[Source data]
=====

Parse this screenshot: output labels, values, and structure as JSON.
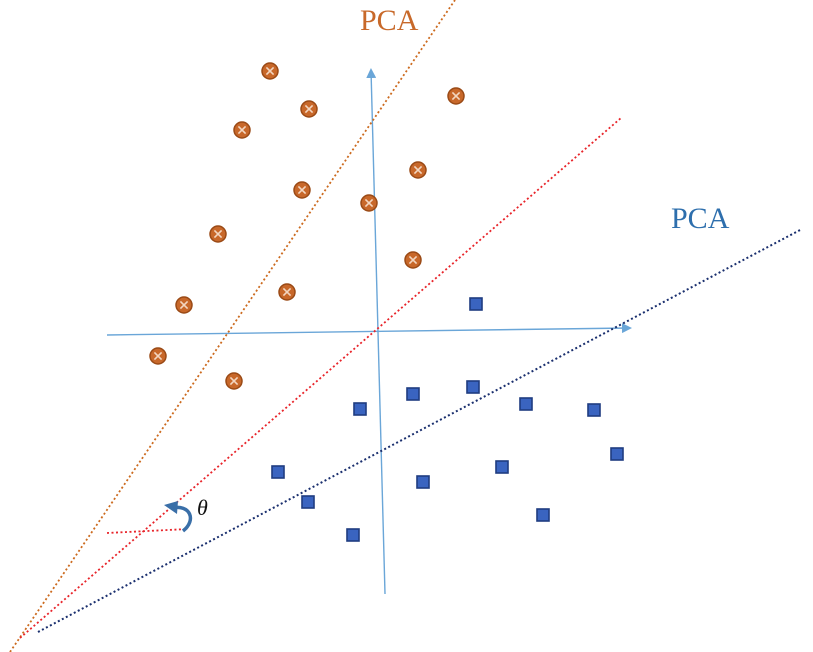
{
  "labels": {
    "pca_orange": "PCA",
    "pca_blue": "PCA",
    "theta": "θ"
  },
  "colors": {
    "orange_line": "#cc6a1e",
    "orange_marker_fill": "#c8682a",
    "orange_marker_edge": "#9a4a16",
    "red_line": "#e8242a",
    "blue_line": "#1a2f6e",
    "axis": "#6aa6d8",
    "square_fill": "#3a64c0",
    "square_edge": "#1f3c80",
    "label_orange": "#c8692a",
    "label_blue": "#2e6fad",
    "rotation_arrow": "#3a6fa8"
  },
  "class_a_count": 13,
  "class_b_count": 14
}
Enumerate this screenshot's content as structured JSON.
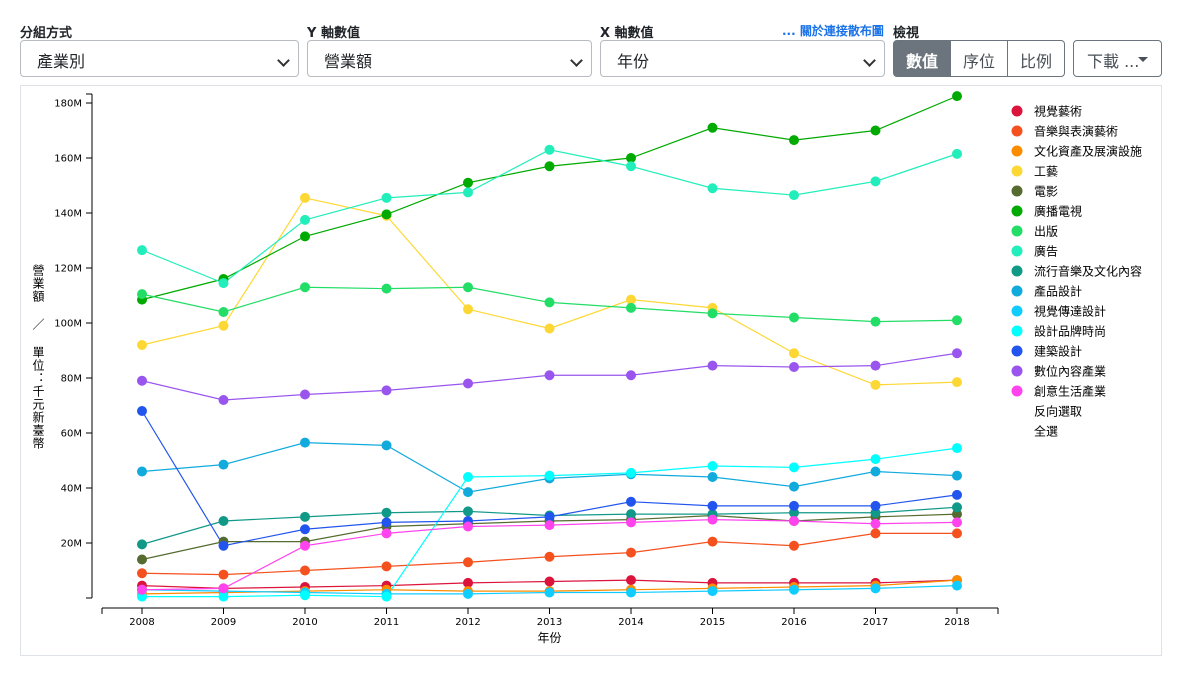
{
  "controls": {
    "group_label": "分組方式",
    "group_value": "產業別",
    "y_label": "Y 軸數值",
    "y_value": "營業額",
    "x_label": "X 軸數值",
    "x_value": "年份",
    "scatter_link": "... 關於連接散布圖",
    "view_label": "檢視",
    "view_options": [
      "數值",
      "序位",
      "比例"
    ],
    "view_selected": "數值",
    "download_label": "下載 ..."
  },
  "chart_data": {
    "type": "line",
    "xlabel": "年份",
    "ylabel": "營業額 ／ 單位：千元新臺幣",
    "x": [
      2008,
      2009,
      2010,
      2011,
      2012,
      2013,
      2014,
      2015,
      2016,
      2017,
      2018
    ],
    "ylim": [
      0,
      182
    ],
    "yticks": [
      "20M",
      "40M",
      "60M",
      "80M",
      "100M",
      "120M",
      "140M",
      "160M",
      "180M"
    ],
    "ytick_values": [
      20,
      40,
      60,
      80,
      100,
      120,
      140,
      160,
      180
    ],
    "unit_note": "values in millions",
    "legend_position": "right",
    "legend_extra": [
      "反向選取",
      "全選"
    ],
    "series": [
      {
        "name": "視覺藝術",
        "color": "#dc143c",
        "values": [
          4.5,
          3.5,
          4,
          4.5,
          5.5,
          6,
          6.5,
          5.5,
          5.5,
          5.5,
          6.5
        ]
      },
      {
        "name": "音樂與表演藝術",
        "color": "#f4511e",
        "values": [
          9,
          8.5,
          10,
          11.5,
          13,
          15,
          16.5,
          20.5,
          19,
          23.5,
          23.5
        ]
      },
      {
        "name": "文化資產及展演設施",
        "color": "#fb8c00",
        "values": [
          1.5,
          2,
          2.5,
          3,
          2.5,
          2.5,
          3,
          3.5,
          4,
          4.5,
          6.5
        ]
      },
      {
        "name": "工藝",
        "color": "#fdd835",
        "values": [
          92,
          99,
          145.5,
          139,
          105,
          98,
          108.5,
          105.5,
          89,
          77.5,
          78.5
        ]
      },
      {
        "name": "電影",
        "color": "#556b2f",
        "values": [
          14,
          20.5,
          20.5,
          26,
          27,
          28,
          28.5,
          30,
          28,
          29.5,
          30.5
        ]
      },
      {
        "name": "廣播電視",
        "color": "#00aa00",
        "values": [
          108.5,
          116,
          131.5,
          139.5,
          151,
          157,
          160,
          171,
          166.5,
          170,
          182.5
        ]
      },
      {
        "name": "出版",
        "color": "#22dd66",
        "values": [
          110.5,
          104,
          113,
          112.5,
          113,
          107.5,
          105.5,
          103.5,
          102,
          100.5,
          101
        ]
      },
      {
        "name": "廣告",
        "color": "#22eebb",
        "values": [
          126.5,
          114.5,
          137.5,
          145.5,
          147.5,
          163,
          157,
          149,
          146.5,
          151.5,
          161.5
        ]
      },
      {
        "name": "流行音樂及文化內容",
        "color": "#119988",
        "values": [
          19.5,
          28,
          29.5,
          31,
          31.5,
          30,
          30.5,
          30.5,
          31,
          31,
          33
        ]
      },
      {
        "name": "產品設計",
        "color": "#11aadd",
        "values": [
          46,
          48.5,
          56.5,
          55.5,
          38.5,
          43.5,
          45,
          44,
          40.5,
          46,
          44.5
        ]
      },
      {
        "name": "視覺傳達設計",
        "color": "#11ccff",
        "values": [
          3,
          2.5,
          2,
          1.5,
          1.5,
          2,
          2,
          2.5,
          3,
          3.5,
          4.5
        ]
      },
      {
        "name": "設計品牌時尚",
        "color": "#00ffff",
        "values": [
          0.5,
          0.5,
          1,
          0.5,
          44,
          44.5,
          45.5,
          48,
          47.5,
          50.5,
          54.5
        ]
      },
      {
        "name": "建築設計",
        "color": "#2255ee",
        "values": [
          68,
          19,
          25,
          27.5,
          28,
          29.5,
          35,
          33.5,
          33.5,
          33.5,
          37.5
        ]
      },
      {
        "name": "數位內容產業",
        "color": "#9955ee",
        "values": [
          79,
          72,
          74,
          75.5,
          78,
          81,
          81,
          84.5,
          84,
          84.5,
          89
        ]
      },
      {
        "name": "創意生活產業",
        "color": "#ff44ee",
        "values": [
          3,
          3.5,
          19,
          23.5,
          26,
          26.5,
          27.5,
          28.5,
          28,
          27,
          27.5
        ]
      }
    ]
  }
}
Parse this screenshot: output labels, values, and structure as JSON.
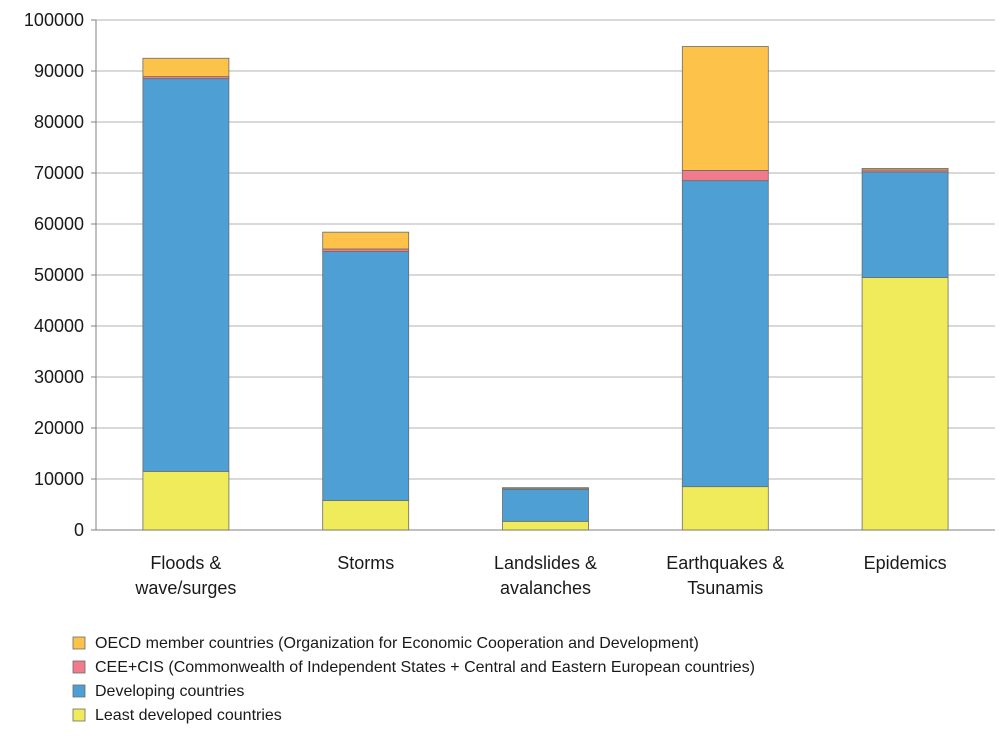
{
  "chart_data": {
    "type": "bar",
    "stacked": true,
    "categories": [
      [
        "Floods &",
        "wave/surges"
      ],
      [
        "Storms"
      ],
      [
        "Landslides &",
        "avalanches"
      ],
      [
        "Earthquakes &",
        "Tsunamis"
      ],
      [
        "Epidemics"
      ]
    ],
    "ylim": [
      0,
      100000
    ],
    "yticks": [
      0,
      10000,
      20000,
      30000,
      40000,
      50000,
      60000,
      70000,
      80000,
      90000,
      100000
    ],
    "grid": true,
    "legend_position": "bottom-left",
    "series": [
      {
        "name": "Least developed countries",
        "color": "#f0eb5a",
        "values": [
          11500,
          5800,
          1700,
          8500,
          49500
        ]
      },
      {
        "name": "Developing countries",
        "color": "#4e9fd4",
        "values": [
          77000,
          48800,
          6300,
          60000,
          20700
        ]
      },
      {
        "name": "CEE+CIS (Commonwealth of Independent States + Central and Eastern European countries)",
        "color": "#f07b8c",
        "values": [
          400,
          500,
          100,
          2000,
          400
        ]
      },
      {
        "name": "OECD member countries (Organization for Economic Cooperation and Development)",
        "color": "#fcc24a",
        "values": [
          3600,
          3300,
          200,
          24300,
          300
        ]
      }
    ],
    "legend_order": [
      3,
      2,
      1,
      0
    ]
  }
}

=====

• _Objective_:
Images should not appear in the copy; retype the listing above exactly.

• _The response_:
Parse this screenshot: output labels, values, and structure as JSON.
{
  "labels": {
    "pca_orange": "PCA",
    "pca_blue": "PCA",
    "theta": "θ"
  },
  "colors": {
    "orange_line": "#cc6a1e",
    "orange_marker_fill": "#c8682a",
    "orange_marker_edge": "#9a4a16",
    "red_line": "#e8242a",
    "blue_line": "#1a2f6e",
    "axis": "#6aa6d8",
    "square_fill": "#3a64c0",
    "square_edge": "#1f3c80",
    "label_orange": "#c8692a",
    "label_blue": "#2e6fad",
    "rotation_arrow": "#3a6fa8"
  },
  "class_a_count": 13,
  "class_b_count": 14
}
Enumerate this screenshot's content as structured JSON.
{
  "controls": {
    "group_label": "分組方式",
    "group_value": "產業別",
    "y_label": "Y 軸數值",
    "y_value": "營業額",
    "x_label": "X 軸數值",
    "x_value": "年份",
    "scatter_link": "... 關於連接散布圖",
    "view_label": "檢視",
    "view_options": [
      "數值",
      "序位",
      "比例"
    ],
    "view_selected": "數值",
    "download_label": "下載 ..."
  },
  "chart_data": {
    "type": "line",
    "xlabel": "年份",
    "ylabel": "營業額 ／ 單位：千元新臺幣",
    "x": [
      2008,
      2009,
      2010,
      2011,
      2012,
      2013,
      2014,
      2015,
      2016,
      2017,
      2018
    ],
    "ylim": [
      0,
      182
    ],
    "yticks": [
      "20M",
      "40M",
      "60M",
      "80M",
      "100M",
      "120M",
      "140M",
      "160M",
      "180M"
    ],
    "ytick_values": [
      20,
      40,
      60,
      80,
      100,
      120,
      140,
      160,
      180
    ],
    "unit_note": "values in millions",
    "legend_position": "right",
    "legend_extra": [
      "反向選取",
      "全選"
    ],
    "series": [
      {
        "name": "視覺藝術",
        "color": "#dc143c",
        "values": [
          4.5,
          3.5,
          4,
          4.5,
          5.5,
          6,
          6.5,
          5.5,
          5.5,
          5.5,
          6.5
        ]
      },
      {
        "name": "音樂與表演藝術",
        "color": "#f4511e",
        "values": [
          9,
          8.5,
          10,
          11.5,
          13,
          15,
          16.5,
          20.5,
          19,
          23.5,
          23.5
        ]
      },
      {
        "name": "文化資產及展演設施",
        "color": "#fb8c00",
        "values": [
          1.5,
          2,
          2.5,
          3,
          2.5,
          2.5,
          3,
          3.5,
          4,
          4.5,
          6.5
        ]
      },
      {
        "name": "工藝",
        "color": "#fdd835",
        "values": [
          92,
          99,
          145.5,
          139,
          105,
          98,
          108.5,
          105.5,
          89,
          77.5,
          78.5
        ]
      },
      {
        "name": "電影",
        "color": "#556b2f",
        "values": [
          14,
          20.5,
          20.5,
          26,
          27,
          28,
          28.5,
          30,
          28,
          29.5,
          30.5
        ]
      },
      {
        "name": "廣播電視",
        "color": "#00aa00",
        "values": [
          108.5,
          116,
          131.5,
          139.5,
          151,
          157,
          160,
          171,
          166.5,
          170,
          182.5
        ]
      },
      {
        "name": "出版",
        "color": "#22dd66",
        "values": [
          110.5,
          104,
          113,
          112.5,
          113,
          107.5,
          105.5,
          103.5,
          102,
          100.5,
          101
        ]
      },
      {
        "name": "廣告",
        "color": "#22eebb",
        "values": [
          126.5,
          114.5,
          137.5,
          145.5,
          147.5,
          163,
          157,
          149,
          146.5,
          151.5,
          161.5
        ]
      },
      {
        "name": "流行音樂及文化內容",
        "color": "#119988",
        "values": [
          19.5,
          28,
          29.5,
          31,
          31.5,
          30,
          30.5,
          30.5,
          31,
          31,
          33
        ]
      },
      {
        "name": "產品設計",
        "color": "#11aadd",
        "values": [
          46,
          48.5,
          56.5,
          55.5,
          38.5,
          43.5,
          45,
          44,
          40.5,
          46,
          44.5
        ]
      },
      {
        "name": "視覺傳達設計",
        "color": "#11ccff",
        "values": [
          3,
          2.5,
          2,
          1.5,
          1.5,
          2,
          2,
          2.5,
          3,
          3.5,
          4.5
        ]
      },
      {
        "name": "設計品牌時尚",
        "color": "#00ffff",
        "values": [
          0.5,
          0.5,
          1,
          0.5,
          44,
          44.5,
          45.5,
          48,
          47.5,
          50.5,
          54.5
        ]
      },
      {
        "name": "建築設計",
        "color": "#2255ee",
        "values": [
          68,
          19,
          25,
          27.5,
          28,
          29.5,
          35,
          33.5,
          33.5,
          33.5,
          37.5
        ]
      },
      {
        "name": "數位內容產業",
        "color": "#9955ee",
        "values": [
          79,
          72,
          74,
          75.5,
          78,
          81,
          81,
          84.5,
          84,
          84.5,
          89
        ]
      },
      {
        "name": "創意生活產業",
        "color": "#ff44ee",
        "values": [
          3,
          3.5,
          19,
          23.5,
          26,
          26.5,
          27.5,
          28.5,
          28,
          27,
          27.5
        ]
      }
    ]
  }
}
Parse this screenshot: output labels, values, and structure as JSON.
{
  "chart_data": {
    "type": "bar",
    "stacked": true,
    "categories": [
      [
        "Floods &",
        "wave/surges"
      ],
      [
        "Storms"
      ],
      [
        "Landslides &",
        "avalanches"
      ],
      [
        "Earthquakes &",
        "Tsunamis"
      ],
      [
        "Epidemics"
      ]
    ],
    "ylim": [
      0,
      100000
    ],
    "yticks": [
      0,
      10000,
      20000,
      30000,
      40000,
      50000,
      60000,
      70000,
      80000,
      90000,
      100000
    ],
    "grid": true,
    "legend_position": "bottom-left",
    "series": [
      {
        "name": "Least developed countries",
        "color": "#f0eb5a",
        "values": [
          11500,
          5800,
          1700,
          8500,
          49500
        ]
      },
      {
        "name": "Developing countries",
        "color": "#4e9fd4",
        "values": [
          77000,
          48800,
          6300,
          60000,
          20700
        ]
      },
      {
        "name": "CEE+CIS (Commonwealth of Independent States + Central and Eastern European countries)",
        "color": "#f07b8c",
        "values": [
          400,
          500,
          100,
          2000,
          400
        ]
      },
      {
        "name": "OECD member countries (Organization for Economic Cooperation and Development)",
        "color": "#fcc24a",
        "values": [
          3600,
          3300,
          200,
          24300,
          300
        ]
      }
    ],
    "legend_order": [
      3,
      2,
      1,
      0
    ]
  }
}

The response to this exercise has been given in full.